==== Input data ====

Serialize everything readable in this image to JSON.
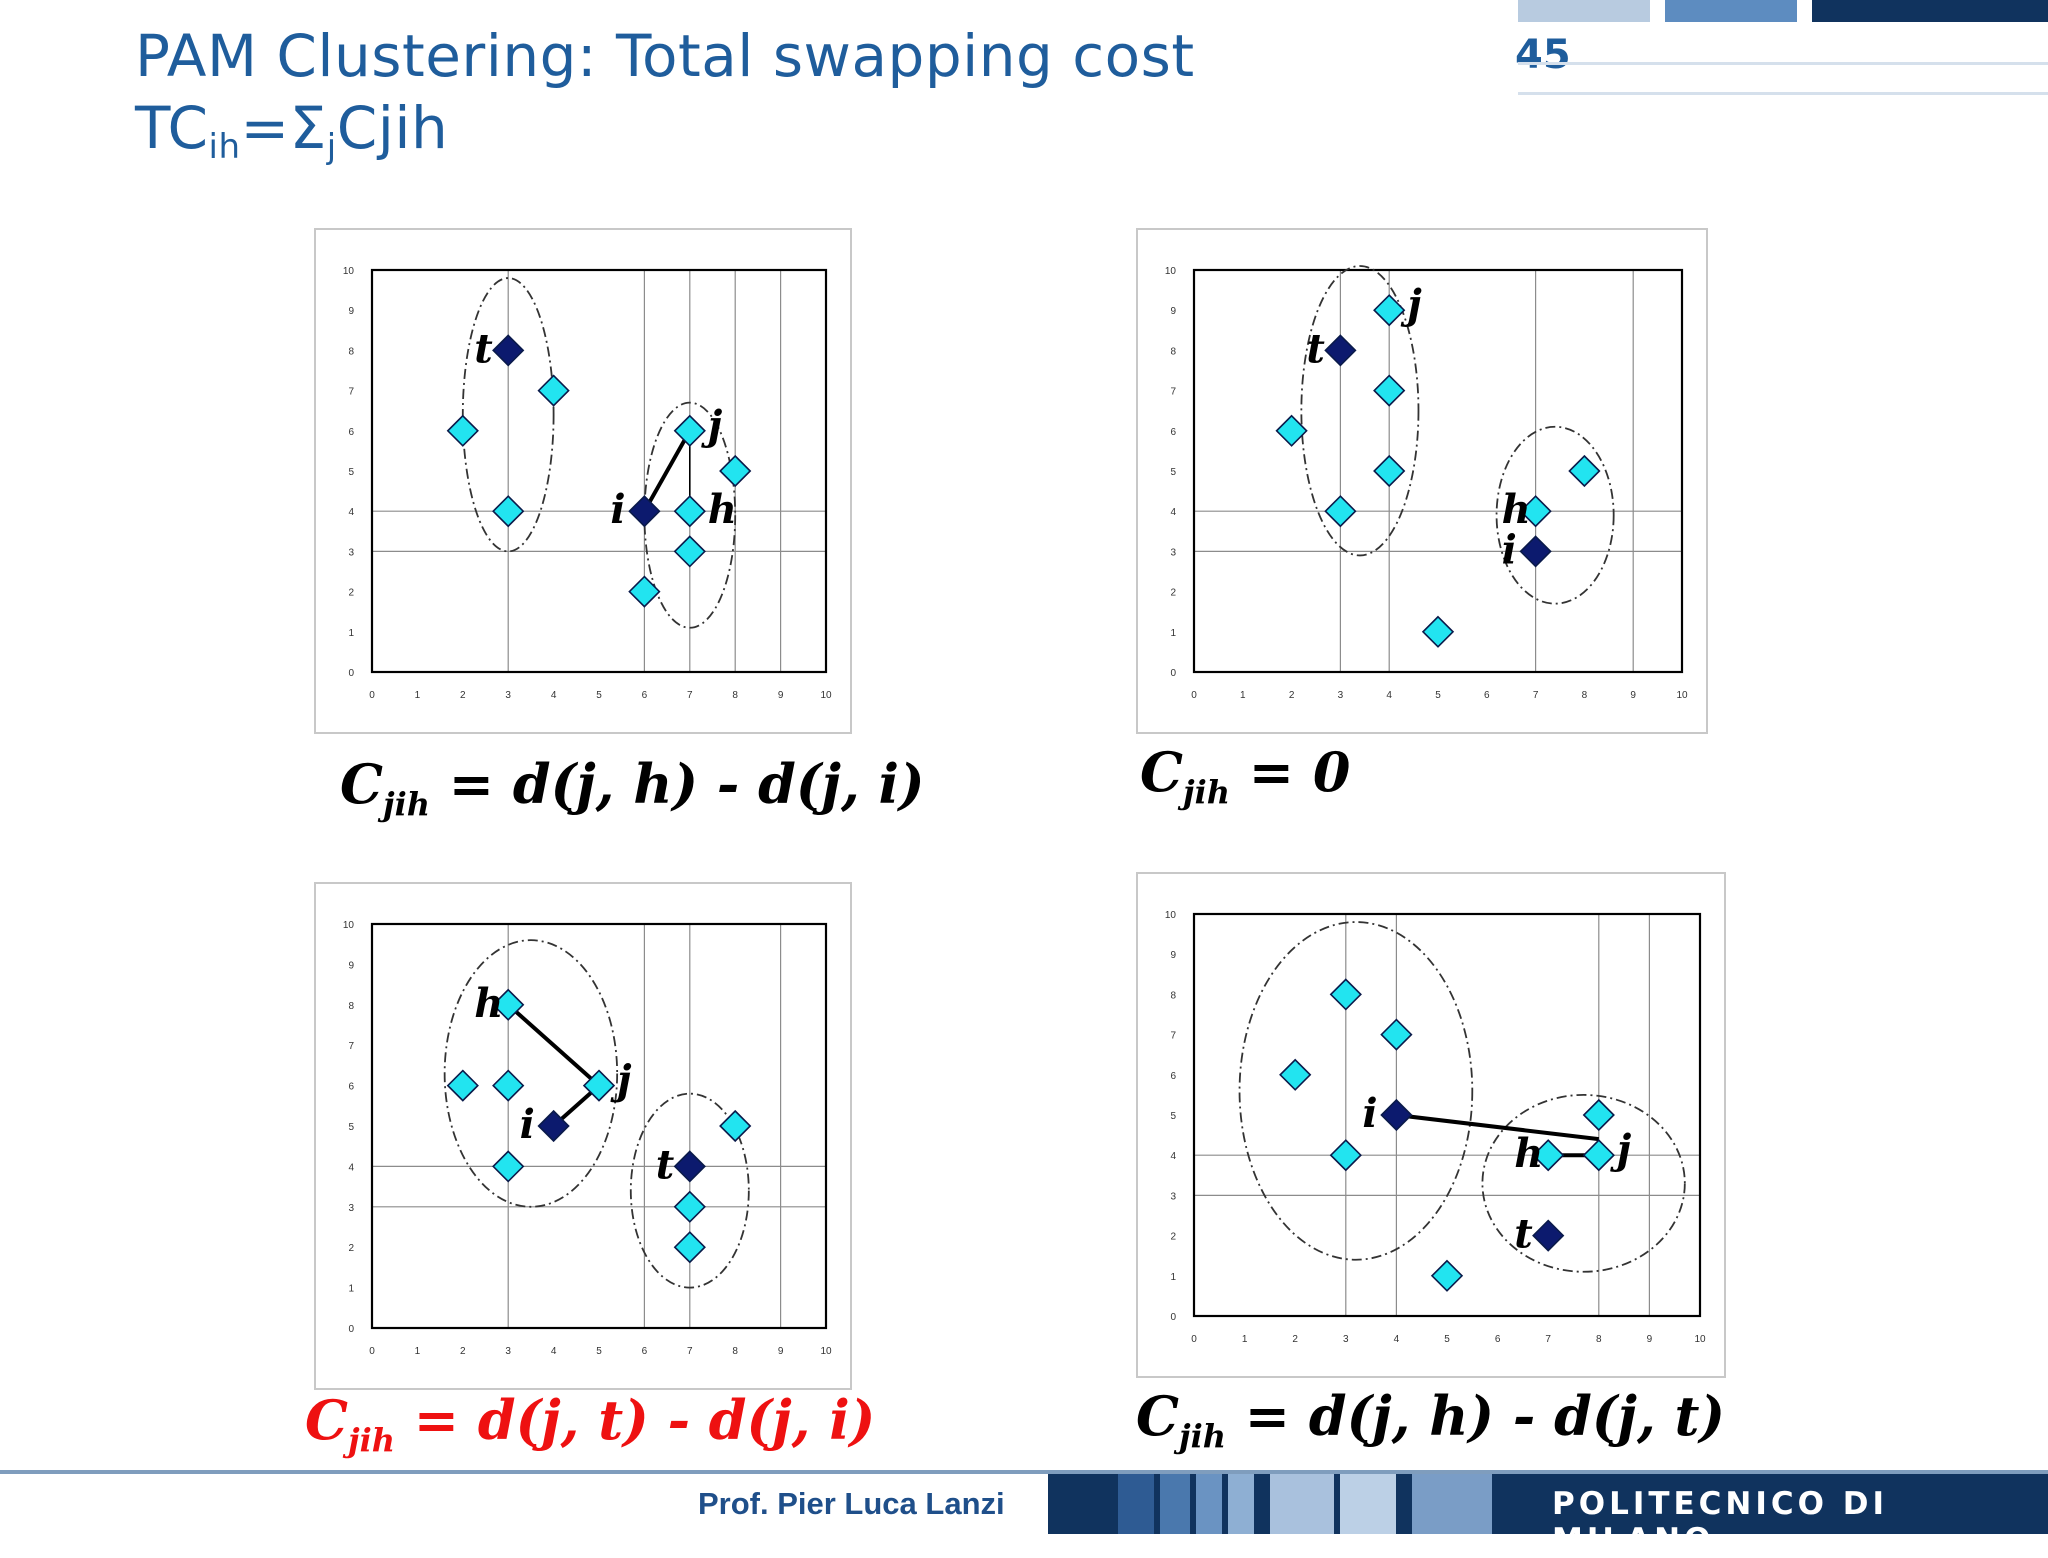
{
  "slide": {
    "title_line1": "PAM Clustering: Total swapping cost",
    "title_line2_prefix": "TC",
    "title_line2_sub1": "ih",
    "title_line2_mid": "=Σ",
    "title_line2_sub2": "j",
    "title_line2_suffix": "Cjih",
    "number": "45"
  },
  "footer": {
    "author": "Prof. Pier Luca Lanzi",
    "institution": "POLITECNICO DI MILANO"
  },
  "captions": [
    {
      "c": "C",
      "sub": "jih",
      "rest": " = d(j, h) - d(j, i)"
    },
    {
      "c": "C",
      "sub": "jih",
      "rest": " = 0"
    },
    {
      "c": "C",
      "sub": "jih",
      "rest": " = d(j, t) - d(j, i)"
    },
    {
      "c": "C",
      "sub": "jih",
      "rest": " = d(j, h) - d(j, t)"
    }
  ],
  "colors": {
    "title": "#1f5d9c",
    "caption_highlight": "#ee1111",
    "non_medoid_point": "#22e4f0",
    "medoid_point": "#0c1a6e",
    "footer_band": "#10335e"
  },
  "chart_data": [
    {
      "type": "scatter",
      "title": "",
      "xlim": [
        0,
        10
      ],
      "ylim": [
        0,
        10
      ],
      "x_ticks": [
        "0",
        "1",
        "2",
        "3",
        "4",
        "5",
        "6",
        "7",
        "8",
        "9",
        "10"
      ],
      "y_ticks": [
        "0",
        "1",
        "2",
        "3",
        "4",
        "5",
        "6",
        "7",
        "8",
        "9",
        "10"
      ],
      "vgrid": [
        3,
        6,
        7,
        8,
        9
      ],
      "hgrid": [
        3,
        4
      ],
      "series": [
        {
          "name": "objects",
          "points": [
            [
              2,
              6
            ],
            [
              3,
              4
            ],
            [
              4,
              7
            ],
            [
              7,
              6
            ],
            [
              8,
              5
            ],
            [
              7,
              4
            ],
            [
              7,
              3
            ],
            [
              6,
              2
            ]
          ]
        },
        {
          "name": "medoids",
          "points": [
            [
              3,
              8
            ],
            [
              6,
              4
            ]
          ]
        }
      ],
      "labels": [
        {
          "text": "t",
          "x": 3,
          "y": 8
        },
        {
          "text": "j",
          "x": 7,
          "y": 6
        },
        {
          "text": "i",
          "x": 6,
          "y": 4
        },
        {
          "text": "h",
          "x": 7,
          "y": 4
        }
      ],
      "lines": [
        {
          "from": [
            6,
            4
          ],
          "to": [
            7,
            6
          ],
          "bold": true
        },
        {
          "from": [
            7,
            6
          ],
          "to": [
            7,
            4
          ],
          "bold": false
        }
      ],
      "clusters": [
        {
          "cx": 3,
          "cy": 6.4,
          "rx": 1.0,
          "ry": 3.4
        },
        {
          "cx": 7,
          "cy": 3.9,
          "rx": 1.0,
          "ry": 2.8
        }
      ]
    },
    {
      "type": "scatter",
      "title": "",
      "xlim": [
        0,
        10
      ],
      "ylim": [
        0,
        10
      ],
      "x_ticks": [
        "0",
        "1",
        "2",
        "3",
        "4",
        "5",
        "6",
        "7",
        "8",
        "9",
        "10"
      ],
      "y_ticks": [
        "0",
        "1",
        "2",
        "3",
        "4",
        "5",
        "6",
        "7",
        "8",
        "9",
        "10"
      ],
      "vgrid": [
        3,
        4,
        7,
        9
      ],
      "hgrid": [
        3,
        4
      ],
      "series": [
        {
          "name": "objects",
          "points": [
            [
              2,
              6
            ],
            [
              3,
              4
            ],
            [
              4,
              9
            ],
            [
              4,
              7
            ],
            [
              4,
              5
            ],
            [
              7,
              4
            ],
            [
              8,
              5
            ],
            [
              5,
              1
            ]
          ]
        },
        {
          "name": "medoids",
          "points": [
            [
              3,
              8
            ],
            [
              7,
              3
            ]
          ]
        }
      ],
      "labels": [
        {
          "text": "t",
          "x": 3,
          "y": 8
        },
        {
          "text": "j",
          "x": 4,
          "y": 9
        },
        {
          "text": "h",
          "x": 7,
          "y": 4
        },
        {
          "text": "i",
          "x": 7,
          "y": 3
        }
      ],
      "lines": [],
      "clusters": [
        {
          "cx": 3.4,
          "cy": 6.5,
          "rx": 1.2,
          "ry": 3.6
        },
        {
          "cx": 7.4,
          "cy": 3.9,
          "rx": 1.2,
          "ry": 2.2
        }
      ]
    },
    {
      "type": "scatter",
      "title": "",
      "xlim": [
        0,
        10
      ],
      "ylim": [
        0,
        10
      ],
      "x_ticks": [
        "0",
        "1",
        "2",
        "3",
        "4",
        "5",
        "6",
        "7",
        "8",
        "9",
        "10"
      ],
      "y_ticks": [
        "0",
        "1",
        "2",
        "3",
        "4",
        "5",
        "6",
        "7",
        "8",
        "9",
        "10"
      ],
      "vgrid": [
        3,
        6,
        7,
        9
      ],
      "hgrid": [
        3,
        4
      ],
      "series": [
        {
          "name": "objects",
          "points": [
            [
              3,
              8
            ],
            [
              2,
              6
            ],
            [
              3,
              6
            ],
            [
              5,
              6
            ],
            [
              3,
              4
            ],
            [
              8,
              5
            ],
            [
              7,
              3
            ],
            [
              7,
              2
            ]
          ]
        },
        {
          "name": "medoids",
          "points": [
            [
              4,
              5
            ],
            [
              7,
              4
            ]
          ]
        }
      ],
      "labels": [
        {
          "text": "h",
          "x": 3,
          "y": 8
        },
        {
          "text": "j",
          "x": 5,
          "y": 6
        },
        {
          "text": "i",
          "x": 4,
          "y": 5
        },
        {
          "text": "t",
          "x": 7,
          "y": 4
        }
      ],
      "lines": [
        {
          "from": [
            3,
            8
          ],
          "to": [
            5,
            6
          ],
          "bold": true
        },
        {
          "from": [
            4,
            5
          ],
          "to": [
            5,
            6
          ],
          "bold": true
        }
      ],
      "clusters": [
        {
          "cx": 3.5,
          "cy": 6.3,
          "rx": 1.9,
          "ry": 3.3
        },
        {
          "cx": 7,
          "cy": 3.4,
          "rx": 1.3,
          "ry": 2.4
        }
      ]
    },
    {
      "type": "scatter",
      "title": "",
      "xlim": [
        0,
        10
      ],
      "ylim": [
        0,
        10
      ],
      "x_ticks": [
        "0",
        "1",
        "2",
        "3",
        "4",
        "5",
        "6",
        "7",
        "8",
        "9",
        "10"
      ],
      "y_ticks": [
        "0",
        "1",
        "2",
        "3",
        "4",
        "5",
        "6",
        "7",
        "8",
        "9",
        "10"
      ],
      "vgrid": [
        3,
        4,
        8,
        9
      ],
      "hgrid": [
        3,
        4
      ],
      "series": [
        {
          "name": "objects",
          "points": [
            [
              3,
              8
            ],
            [
              4,
              7
            ],
            [
              2,
              6
            ],
            [
              3,
              4
            ],
            [
              8,
              5
            ],
            [
              7,
              4
            ],
            [
              8,
              4
            ],
            [
              5,
              1
            ]
          ]
        },
        {
          "name": "medoids",
          "points": [
            [
              4,
              5
            ],
            [
              7,
              2
            ]
          ]
        }
      ],
      "labels": [
        {
          "text": "i",
          "x": 4,
          "y": 5
        },
        {
          "text": "h",
          "x": 7,
          "y": 4
        },
        {
          "text": "j",
          "x": 8,
          "y": 4
        },
        {
          "text": "t",
          "x": 7,
          "y": 2
        }
      ],
      "lines": [
        {
          "from": [
            4,
            5
          ],
          "to": [
            8,
            4.4
          ],
          "bold": true
        },
        {
          "from": [
            7,
            4
          ],
          "to": [
            8,
            4
          ],
          "bold": true
        }
      ],
      "clusters": [
        {
          "cx": 3.2,
          "cy": 5.6,
          "rx": 2.3,
          "ry": 4.2
        },
        {
          "cx": 7.7,
          "cy": 3.3,
          "rx": 2.0,
          "ry": 2.2
        }
      ]
    }
  ]
}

====

Short exercise: Select from the material above each line in which the string "rest" appears, and list those lines.

Correct answer:
      "rest": " = d(j, h) - d(j, i)"
      "rest": " = 0"
      "rest": " = d(j, t) - d(j, i)"
      "rest": " = d(j, h) - d(j, t)"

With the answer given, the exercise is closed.